§ Exercise brief
Extract all lines in the data that contain the word "houses".

§ Material shown
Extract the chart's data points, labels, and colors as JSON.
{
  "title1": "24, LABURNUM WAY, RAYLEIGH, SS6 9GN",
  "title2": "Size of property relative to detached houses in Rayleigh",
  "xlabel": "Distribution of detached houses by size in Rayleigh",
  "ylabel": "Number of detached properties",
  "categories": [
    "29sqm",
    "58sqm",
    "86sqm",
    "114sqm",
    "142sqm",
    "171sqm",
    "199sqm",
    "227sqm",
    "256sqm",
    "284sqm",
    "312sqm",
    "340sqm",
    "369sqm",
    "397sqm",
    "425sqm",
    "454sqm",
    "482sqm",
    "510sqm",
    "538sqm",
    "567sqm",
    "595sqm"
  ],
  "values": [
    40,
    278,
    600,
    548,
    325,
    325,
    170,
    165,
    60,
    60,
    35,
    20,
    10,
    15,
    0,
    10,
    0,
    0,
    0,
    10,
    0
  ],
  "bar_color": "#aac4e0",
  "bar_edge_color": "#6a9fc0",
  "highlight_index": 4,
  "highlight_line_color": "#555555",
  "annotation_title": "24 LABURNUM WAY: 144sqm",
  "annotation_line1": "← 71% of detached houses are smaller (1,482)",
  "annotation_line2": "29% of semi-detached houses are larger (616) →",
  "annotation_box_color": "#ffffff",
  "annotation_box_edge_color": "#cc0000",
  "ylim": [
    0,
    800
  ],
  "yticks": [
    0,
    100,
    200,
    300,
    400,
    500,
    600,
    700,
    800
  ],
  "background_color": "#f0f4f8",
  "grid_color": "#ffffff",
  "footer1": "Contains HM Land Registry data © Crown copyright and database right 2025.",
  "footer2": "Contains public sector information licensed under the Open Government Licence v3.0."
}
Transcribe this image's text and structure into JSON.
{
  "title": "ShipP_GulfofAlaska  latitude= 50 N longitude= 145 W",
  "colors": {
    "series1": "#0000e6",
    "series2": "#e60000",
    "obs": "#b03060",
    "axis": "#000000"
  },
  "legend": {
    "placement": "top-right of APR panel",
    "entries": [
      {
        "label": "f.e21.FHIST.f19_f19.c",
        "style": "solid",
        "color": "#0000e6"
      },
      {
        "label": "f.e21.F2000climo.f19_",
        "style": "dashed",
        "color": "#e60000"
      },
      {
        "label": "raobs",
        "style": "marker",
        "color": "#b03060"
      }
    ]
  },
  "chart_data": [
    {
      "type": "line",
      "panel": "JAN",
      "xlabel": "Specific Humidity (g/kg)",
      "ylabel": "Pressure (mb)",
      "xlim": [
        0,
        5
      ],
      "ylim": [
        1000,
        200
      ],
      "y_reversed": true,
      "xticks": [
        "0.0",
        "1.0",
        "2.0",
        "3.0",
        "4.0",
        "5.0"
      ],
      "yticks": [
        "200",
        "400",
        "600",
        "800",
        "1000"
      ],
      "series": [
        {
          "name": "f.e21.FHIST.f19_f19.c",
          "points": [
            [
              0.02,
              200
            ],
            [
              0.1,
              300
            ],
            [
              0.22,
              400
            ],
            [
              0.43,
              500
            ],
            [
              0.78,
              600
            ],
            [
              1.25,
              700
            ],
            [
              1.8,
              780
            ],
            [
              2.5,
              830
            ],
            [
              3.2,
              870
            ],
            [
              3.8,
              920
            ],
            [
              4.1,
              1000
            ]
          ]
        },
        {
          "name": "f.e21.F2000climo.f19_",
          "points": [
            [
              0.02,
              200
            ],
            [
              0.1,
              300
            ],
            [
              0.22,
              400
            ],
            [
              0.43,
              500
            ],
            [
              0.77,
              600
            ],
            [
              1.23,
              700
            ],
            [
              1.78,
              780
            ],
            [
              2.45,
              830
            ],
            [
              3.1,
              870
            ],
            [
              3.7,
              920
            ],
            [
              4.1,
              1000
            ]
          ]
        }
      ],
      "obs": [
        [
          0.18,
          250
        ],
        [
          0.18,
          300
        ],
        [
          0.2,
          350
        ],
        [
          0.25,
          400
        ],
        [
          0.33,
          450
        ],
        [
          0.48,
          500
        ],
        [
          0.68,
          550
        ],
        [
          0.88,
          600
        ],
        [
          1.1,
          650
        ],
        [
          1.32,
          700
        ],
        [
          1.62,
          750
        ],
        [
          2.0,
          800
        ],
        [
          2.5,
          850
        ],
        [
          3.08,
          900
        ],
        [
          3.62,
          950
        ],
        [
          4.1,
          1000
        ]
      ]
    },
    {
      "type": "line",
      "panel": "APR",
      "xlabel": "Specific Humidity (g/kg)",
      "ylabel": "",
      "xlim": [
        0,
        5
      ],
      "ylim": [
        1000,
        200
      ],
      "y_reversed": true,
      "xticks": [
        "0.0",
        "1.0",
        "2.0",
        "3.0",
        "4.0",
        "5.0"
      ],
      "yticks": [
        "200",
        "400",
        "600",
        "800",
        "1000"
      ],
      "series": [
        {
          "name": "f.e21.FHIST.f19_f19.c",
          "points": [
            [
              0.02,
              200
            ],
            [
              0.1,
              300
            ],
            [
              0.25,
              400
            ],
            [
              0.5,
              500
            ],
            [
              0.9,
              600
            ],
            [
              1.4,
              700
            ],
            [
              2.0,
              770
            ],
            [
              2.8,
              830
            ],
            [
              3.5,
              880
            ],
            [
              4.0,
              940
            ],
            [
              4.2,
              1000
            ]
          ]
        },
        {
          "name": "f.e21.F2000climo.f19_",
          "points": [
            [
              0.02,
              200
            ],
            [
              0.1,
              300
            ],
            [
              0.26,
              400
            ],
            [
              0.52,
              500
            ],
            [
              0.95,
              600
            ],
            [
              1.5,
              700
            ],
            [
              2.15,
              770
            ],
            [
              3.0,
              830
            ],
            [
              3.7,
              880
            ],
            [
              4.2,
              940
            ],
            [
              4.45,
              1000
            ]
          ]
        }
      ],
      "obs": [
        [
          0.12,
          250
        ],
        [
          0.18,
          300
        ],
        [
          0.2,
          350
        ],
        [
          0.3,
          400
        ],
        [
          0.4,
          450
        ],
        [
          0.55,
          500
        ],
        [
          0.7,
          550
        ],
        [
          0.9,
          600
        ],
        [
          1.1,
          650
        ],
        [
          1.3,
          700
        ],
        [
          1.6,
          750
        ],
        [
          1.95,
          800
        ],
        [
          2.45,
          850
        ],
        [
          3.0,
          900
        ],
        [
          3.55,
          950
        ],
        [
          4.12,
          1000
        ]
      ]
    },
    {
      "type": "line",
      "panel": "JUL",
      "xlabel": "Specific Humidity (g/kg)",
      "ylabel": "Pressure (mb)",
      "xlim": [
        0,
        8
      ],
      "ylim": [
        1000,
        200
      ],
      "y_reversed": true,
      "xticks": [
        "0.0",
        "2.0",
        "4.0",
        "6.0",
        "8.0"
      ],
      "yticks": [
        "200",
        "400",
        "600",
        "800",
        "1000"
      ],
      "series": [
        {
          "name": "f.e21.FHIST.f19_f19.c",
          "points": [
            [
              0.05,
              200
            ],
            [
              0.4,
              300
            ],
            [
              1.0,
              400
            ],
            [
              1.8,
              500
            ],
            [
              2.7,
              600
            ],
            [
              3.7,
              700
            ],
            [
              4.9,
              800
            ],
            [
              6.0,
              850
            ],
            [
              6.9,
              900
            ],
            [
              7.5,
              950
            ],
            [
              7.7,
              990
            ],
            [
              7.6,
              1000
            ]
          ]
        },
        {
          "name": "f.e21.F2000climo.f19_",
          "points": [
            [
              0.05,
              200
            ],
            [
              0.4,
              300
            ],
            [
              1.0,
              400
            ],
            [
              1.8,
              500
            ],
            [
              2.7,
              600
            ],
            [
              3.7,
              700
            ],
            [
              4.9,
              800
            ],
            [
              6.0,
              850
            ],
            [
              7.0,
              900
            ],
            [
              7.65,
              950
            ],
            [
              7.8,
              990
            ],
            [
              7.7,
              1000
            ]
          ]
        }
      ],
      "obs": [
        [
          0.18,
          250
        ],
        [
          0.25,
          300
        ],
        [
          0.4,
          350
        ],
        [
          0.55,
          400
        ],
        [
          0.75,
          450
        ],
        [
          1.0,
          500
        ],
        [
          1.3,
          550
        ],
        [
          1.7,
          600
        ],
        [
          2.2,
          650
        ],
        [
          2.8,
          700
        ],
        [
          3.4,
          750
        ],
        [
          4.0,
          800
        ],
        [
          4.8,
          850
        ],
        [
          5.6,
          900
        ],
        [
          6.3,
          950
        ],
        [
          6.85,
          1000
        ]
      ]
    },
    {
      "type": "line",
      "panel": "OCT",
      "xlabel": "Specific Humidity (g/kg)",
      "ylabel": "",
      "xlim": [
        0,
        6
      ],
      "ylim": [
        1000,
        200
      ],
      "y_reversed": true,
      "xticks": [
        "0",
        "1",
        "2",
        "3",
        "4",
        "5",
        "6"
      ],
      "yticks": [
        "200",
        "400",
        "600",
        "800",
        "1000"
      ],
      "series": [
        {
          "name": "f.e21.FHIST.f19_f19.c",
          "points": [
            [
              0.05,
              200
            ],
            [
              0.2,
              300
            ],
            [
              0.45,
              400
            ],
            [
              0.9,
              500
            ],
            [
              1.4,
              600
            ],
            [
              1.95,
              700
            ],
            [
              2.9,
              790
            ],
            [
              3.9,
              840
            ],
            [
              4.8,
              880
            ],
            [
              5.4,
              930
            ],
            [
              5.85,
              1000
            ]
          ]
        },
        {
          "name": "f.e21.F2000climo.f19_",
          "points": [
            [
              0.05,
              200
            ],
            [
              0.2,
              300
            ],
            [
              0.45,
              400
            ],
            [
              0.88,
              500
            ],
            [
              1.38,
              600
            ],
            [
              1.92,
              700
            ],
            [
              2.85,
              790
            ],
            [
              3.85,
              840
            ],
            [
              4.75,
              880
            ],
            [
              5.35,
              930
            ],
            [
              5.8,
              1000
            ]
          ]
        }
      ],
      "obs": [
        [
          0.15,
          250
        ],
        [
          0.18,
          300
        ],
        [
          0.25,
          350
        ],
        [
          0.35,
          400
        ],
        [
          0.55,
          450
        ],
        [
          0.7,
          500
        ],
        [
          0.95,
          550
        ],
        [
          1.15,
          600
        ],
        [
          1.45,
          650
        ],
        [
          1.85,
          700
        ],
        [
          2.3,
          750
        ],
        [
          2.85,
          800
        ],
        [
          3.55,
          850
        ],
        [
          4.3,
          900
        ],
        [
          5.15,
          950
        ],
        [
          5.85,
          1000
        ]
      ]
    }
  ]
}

§ Worked solution
  "title2": "Size of property relative to detached houses in Rayleigh",
  "xlabel": "Distribution of detached houses by size in Rayleigh",
  "annotation_line1": "← 71% of detached houses are smaller (1,482)",
  "annotation_line2": "29% of semi-detached houses are larger (616) →",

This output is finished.